→ Written problem: Output the data exactly, with every line intact.

>>>

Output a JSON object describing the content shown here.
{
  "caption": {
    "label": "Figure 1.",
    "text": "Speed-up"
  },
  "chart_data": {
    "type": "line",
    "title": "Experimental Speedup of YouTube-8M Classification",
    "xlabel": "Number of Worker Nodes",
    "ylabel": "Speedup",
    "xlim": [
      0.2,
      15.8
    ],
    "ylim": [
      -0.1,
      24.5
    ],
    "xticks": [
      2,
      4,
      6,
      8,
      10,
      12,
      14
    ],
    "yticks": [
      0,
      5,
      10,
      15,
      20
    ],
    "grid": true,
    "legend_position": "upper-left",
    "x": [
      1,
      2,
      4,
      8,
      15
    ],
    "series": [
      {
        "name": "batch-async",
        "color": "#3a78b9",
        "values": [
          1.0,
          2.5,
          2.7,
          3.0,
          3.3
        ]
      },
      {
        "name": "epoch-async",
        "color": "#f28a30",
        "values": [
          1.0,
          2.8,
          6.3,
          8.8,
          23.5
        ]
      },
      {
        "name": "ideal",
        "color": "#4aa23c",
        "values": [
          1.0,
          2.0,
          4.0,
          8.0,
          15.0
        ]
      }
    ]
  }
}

<<<

→ Solution to the problem:
Output a JSON object describing the content shown here.
{
  "caption": {
    "label": "Figure 1.",
    "text": "Speed-up"
  },
  "chart_data": {
    "type": "line",
    "title": "Experimental Speedup of YouTube-8M Classification",
    "xlabel": "Number of Worker Nodes",
    "ylabel": "Speedup",
    "xlim": [
      0.2,
      15.8
    ],
    "ylim": [
      -0.1,
      24.5
    ],
    "xticks": [
      2,
      4,
      6,
      8,
      10,
      12,
      14
    ],
    "yticks": [
      0,
      5,
      10,
      15,
      20
    ],
    "grid": true,
    "legend_position": "upper-left",
    "x": [
      1,
      2,
      4,
      8,
      15
    ],
    "series": [
      {
        "name": "batch-async",
        "color": "#3a78b9",
        "values": [
          1.0,
          2.5,
          2.7,
          3.0,
          3.3
        ]
      },
      {
        "name": "epoch-async",
        "color": "#f28a30",
        "values": [
          1.0,
          2.8,
          6.3,
          8.8,
          23.5
        ]
      },
      {
        "name": "ideal",
        "color": "#4aa23c",
        "values": [
          1.0,
          2.0,
          4.0,
          8.0,
          15.0
        ]
      }
    ]
  }
}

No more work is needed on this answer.